- Stated task: Scan the entries below. List each line with "JSON".

- The data:
• • • • •
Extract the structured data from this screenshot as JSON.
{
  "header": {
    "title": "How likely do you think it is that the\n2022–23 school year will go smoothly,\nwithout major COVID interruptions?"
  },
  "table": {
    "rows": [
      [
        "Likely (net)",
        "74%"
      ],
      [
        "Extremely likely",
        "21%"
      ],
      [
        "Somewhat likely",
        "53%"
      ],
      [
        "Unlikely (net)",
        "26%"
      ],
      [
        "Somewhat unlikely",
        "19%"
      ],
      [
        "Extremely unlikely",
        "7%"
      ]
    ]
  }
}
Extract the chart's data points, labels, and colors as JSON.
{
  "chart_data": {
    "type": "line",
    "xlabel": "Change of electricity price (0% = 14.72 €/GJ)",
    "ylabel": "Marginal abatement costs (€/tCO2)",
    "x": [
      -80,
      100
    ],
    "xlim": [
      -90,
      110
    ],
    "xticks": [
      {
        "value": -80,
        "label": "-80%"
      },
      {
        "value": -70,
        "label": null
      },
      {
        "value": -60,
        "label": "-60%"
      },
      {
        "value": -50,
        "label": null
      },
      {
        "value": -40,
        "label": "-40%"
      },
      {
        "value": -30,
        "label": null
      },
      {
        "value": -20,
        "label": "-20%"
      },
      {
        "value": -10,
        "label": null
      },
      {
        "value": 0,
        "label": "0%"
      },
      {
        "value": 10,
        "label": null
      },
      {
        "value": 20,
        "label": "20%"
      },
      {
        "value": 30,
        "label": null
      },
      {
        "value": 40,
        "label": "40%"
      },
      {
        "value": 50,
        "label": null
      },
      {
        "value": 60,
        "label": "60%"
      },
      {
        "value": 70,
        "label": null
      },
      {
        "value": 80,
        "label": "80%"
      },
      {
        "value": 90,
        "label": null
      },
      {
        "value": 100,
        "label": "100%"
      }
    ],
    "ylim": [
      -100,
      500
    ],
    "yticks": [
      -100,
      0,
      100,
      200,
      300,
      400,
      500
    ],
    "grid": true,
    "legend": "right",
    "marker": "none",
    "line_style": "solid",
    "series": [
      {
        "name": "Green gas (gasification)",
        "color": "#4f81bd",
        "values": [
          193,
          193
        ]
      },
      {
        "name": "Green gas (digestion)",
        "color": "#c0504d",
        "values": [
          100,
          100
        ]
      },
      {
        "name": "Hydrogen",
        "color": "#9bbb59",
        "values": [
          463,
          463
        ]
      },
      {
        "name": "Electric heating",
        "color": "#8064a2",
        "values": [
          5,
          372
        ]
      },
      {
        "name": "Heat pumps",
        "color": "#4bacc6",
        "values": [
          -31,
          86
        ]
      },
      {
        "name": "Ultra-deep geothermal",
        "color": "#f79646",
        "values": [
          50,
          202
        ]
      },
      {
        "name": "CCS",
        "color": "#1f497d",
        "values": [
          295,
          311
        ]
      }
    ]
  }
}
• • • • •
- Solved exercise:
Extract the structured data from this screenshot as JSON.
Extract the chart's data points, labels, and colors as JSON.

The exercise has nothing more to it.